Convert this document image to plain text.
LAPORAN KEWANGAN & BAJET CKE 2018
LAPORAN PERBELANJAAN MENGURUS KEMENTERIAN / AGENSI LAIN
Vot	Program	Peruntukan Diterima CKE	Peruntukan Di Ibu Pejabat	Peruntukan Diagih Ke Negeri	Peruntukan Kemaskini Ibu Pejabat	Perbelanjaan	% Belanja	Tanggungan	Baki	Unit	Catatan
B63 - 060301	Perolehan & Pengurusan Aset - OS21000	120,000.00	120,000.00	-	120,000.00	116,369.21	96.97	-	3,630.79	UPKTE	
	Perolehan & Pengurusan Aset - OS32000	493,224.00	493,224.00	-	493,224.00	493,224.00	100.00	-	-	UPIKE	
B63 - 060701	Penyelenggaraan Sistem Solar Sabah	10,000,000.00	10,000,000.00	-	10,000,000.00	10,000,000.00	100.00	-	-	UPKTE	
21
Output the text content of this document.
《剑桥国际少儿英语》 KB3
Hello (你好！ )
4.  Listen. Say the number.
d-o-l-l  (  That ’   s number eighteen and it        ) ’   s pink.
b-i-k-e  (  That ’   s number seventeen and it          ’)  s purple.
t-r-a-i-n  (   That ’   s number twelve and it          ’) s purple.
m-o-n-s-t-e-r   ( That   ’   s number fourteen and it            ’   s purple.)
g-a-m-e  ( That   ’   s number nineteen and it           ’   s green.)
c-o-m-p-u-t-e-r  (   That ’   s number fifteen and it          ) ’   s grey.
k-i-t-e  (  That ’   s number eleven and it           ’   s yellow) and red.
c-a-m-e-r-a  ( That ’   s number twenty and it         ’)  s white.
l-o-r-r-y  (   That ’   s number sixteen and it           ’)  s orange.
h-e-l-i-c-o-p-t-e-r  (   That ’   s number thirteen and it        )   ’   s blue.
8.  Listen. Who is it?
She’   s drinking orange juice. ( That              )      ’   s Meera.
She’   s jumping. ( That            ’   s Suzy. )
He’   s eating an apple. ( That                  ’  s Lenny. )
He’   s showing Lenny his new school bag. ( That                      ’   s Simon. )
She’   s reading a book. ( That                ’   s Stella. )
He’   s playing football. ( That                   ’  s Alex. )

#####

What is being asked → Give nothing but the count of lines in the listing above that hold the string "UPKTE".

Solution for this task → 2